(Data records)

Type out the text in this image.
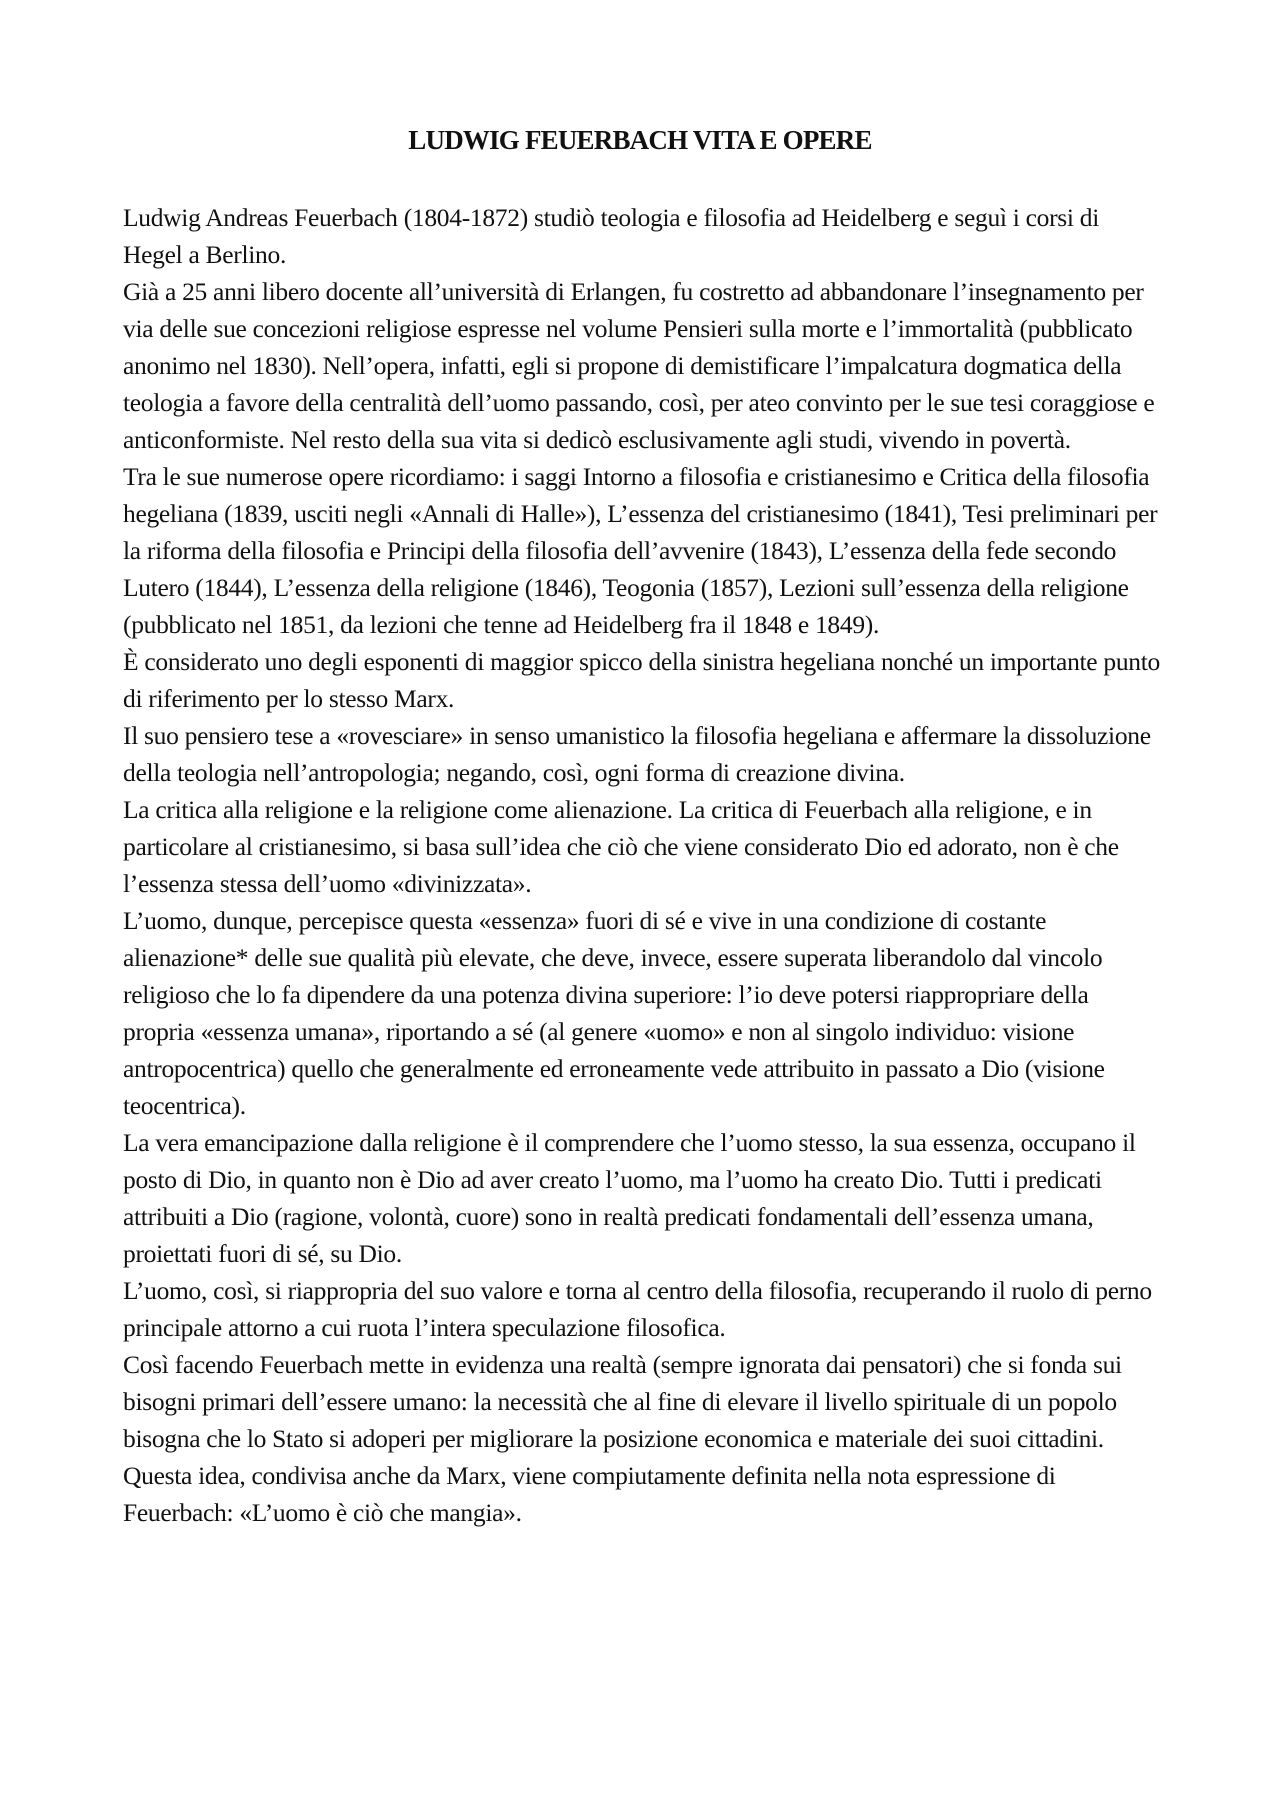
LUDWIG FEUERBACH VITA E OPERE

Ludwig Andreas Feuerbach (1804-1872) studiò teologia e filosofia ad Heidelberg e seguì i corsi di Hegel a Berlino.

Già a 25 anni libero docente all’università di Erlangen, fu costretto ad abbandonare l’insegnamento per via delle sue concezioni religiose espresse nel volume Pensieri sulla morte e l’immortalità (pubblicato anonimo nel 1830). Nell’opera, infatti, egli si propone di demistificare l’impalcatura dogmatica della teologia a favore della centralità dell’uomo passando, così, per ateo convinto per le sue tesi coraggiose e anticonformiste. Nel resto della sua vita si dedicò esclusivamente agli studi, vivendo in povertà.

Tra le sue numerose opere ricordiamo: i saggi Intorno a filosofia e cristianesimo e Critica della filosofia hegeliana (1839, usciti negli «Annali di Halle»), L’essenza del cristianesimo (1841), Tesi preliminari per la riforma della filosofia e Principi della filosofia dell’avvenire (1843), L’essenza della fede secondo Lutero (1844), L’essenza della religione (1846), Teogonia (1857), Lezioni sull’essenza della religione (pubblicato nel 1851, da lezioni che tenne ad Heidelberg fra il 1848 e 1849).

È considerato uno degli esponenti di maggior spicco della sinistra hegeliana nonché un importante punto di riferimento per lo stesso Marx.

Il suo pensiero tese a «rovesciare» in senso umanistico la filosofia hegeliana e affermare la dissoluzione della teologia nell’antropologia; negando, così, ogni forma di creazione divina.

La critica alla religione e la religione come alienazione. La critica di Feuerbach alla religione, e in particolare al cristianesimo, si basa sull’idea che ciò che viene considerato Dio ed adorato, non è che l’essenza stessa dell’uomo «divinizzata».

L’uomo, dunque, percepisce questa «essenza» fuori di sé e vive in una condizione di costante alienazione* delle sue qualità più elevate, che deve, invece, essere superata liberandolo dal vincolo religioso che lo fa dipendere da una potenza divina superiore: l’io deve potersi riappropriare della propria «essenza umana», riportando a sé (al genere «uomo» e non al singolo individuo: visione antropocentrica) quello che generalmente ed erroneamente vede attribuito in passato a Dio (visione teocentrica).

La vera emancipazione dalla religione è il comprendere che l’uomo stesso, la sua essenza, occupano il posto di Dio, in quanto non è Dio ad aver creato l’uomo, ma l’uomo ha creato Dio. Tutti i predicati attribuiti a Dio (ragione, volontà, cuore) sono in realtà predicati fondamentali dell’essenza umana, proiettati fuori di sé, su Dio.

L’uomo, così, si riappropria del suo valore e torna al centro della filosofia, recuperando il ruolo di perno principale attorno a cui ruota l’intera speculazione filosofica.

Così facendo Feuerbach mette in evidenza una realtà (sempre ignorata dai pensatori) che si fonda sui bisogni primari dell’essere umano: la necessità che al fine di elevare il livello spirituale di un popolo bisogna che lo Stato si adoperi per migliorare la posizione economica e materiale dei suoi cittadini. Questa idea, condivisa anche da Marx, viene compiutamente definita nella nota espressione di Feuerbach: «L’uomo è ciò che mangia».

==

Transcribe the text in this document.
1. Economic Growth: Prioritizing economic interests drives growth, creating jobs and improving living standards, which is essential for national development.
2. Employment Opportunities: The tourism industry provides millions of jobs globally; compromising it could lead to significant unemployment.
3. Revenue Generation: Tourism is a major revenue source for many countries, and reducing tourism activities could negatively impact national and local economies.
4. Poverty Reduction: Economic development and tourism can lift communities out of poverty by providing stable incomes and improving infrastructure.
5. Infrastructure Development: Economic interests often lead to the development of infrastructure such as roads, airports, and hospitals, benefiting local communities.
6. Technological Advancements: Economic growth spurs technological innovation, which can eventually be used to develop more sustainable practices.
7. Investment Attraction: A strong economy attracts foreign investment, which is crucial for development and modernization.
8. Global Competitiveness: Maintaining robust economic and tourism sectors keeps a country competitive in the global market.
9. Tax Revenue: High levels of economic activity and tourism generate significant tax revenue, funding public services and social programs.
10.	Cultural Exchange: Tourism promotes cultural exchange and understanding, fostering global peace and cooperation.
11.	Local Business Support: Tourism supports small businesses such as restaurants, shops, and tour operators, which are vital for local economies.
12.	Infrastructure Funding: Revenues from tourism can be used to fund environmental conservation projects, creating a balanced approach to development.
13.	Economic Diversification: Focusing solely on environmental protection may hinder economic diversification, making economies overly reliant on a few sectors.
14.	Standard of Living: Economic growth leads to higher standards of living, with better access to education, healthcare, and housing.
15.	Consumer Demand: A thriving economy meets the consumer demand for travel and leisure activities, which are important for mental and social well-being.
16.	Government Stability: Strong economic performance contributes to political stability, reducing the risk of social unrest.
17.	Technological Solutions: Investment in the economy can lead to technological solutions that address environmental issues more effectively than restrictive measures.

--

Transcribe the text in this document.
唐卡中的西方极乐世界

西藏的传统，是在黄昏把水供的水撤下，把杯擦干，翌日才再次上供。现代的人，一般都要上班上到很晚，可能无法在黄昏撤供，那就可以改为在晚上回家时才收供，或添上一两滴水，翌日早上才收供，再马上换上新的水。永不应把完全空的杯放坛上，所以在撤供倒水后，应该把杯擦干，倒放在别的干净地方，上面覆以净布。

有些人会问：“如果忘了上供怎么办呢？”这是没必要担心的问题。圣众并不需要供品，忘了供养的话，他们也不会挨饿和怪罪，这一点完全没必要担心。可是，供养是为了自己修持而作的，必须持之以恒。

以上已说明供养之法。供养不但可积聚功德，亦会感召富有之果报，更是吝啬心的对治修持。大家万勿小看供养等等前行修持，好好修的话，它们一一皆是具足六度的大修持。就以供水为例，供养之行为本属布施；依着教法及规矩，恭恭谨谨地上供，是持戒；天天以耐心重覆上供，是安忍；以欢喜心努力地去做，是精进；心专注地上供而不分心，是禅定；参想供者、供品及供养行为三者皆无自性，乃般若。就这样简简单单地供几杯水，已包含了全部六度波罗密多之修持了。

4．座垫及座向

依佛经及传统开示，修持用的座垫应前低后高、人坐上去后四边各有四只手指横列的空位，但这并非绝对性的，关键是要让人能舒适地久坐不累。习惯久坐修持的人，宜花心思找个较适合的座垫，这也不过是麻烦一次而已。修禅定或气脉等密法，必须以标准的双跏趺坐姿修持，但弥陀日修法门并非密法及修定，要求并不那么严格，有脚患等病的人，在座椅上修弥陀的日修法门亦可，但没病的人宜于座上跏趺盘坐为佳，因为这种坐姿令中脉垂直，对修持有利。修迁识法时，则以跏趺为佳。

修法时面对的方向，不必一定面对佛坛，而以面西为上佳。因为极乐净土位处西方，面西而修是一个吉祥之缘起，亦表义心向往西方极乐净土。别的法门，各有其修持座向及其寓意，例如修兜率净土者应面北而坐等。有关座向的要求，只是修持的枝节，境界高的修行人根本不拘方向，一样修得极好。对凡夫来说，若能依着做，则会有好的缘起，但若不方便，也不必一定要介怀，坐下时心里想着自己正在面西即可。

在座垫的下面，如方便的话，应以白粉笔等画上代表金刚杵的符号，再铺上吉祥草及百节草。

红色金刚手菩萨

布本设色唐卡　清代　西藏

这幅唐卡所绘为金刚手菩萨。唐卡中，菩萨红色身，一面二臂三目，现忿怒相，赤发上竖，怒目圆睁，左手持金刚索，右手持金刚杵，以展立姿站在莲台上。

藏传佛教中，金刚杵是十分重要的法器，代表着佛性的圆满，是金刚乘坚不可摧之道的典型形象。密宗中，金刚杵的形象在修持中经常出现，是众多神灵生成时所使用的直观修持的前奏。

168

§ WORK INSTRUCTIONS
Copy out all lines that carry the word "used".

§ TASK RESPONSE
6. Technological Advancements: Economic growth spurs technological innovation, which can eventually be used to develop more sustainable practices.
12.	Infrastructure Funding: Revenues from tourism can be used to fund environmental conservation projects, creating a balanced approach to development.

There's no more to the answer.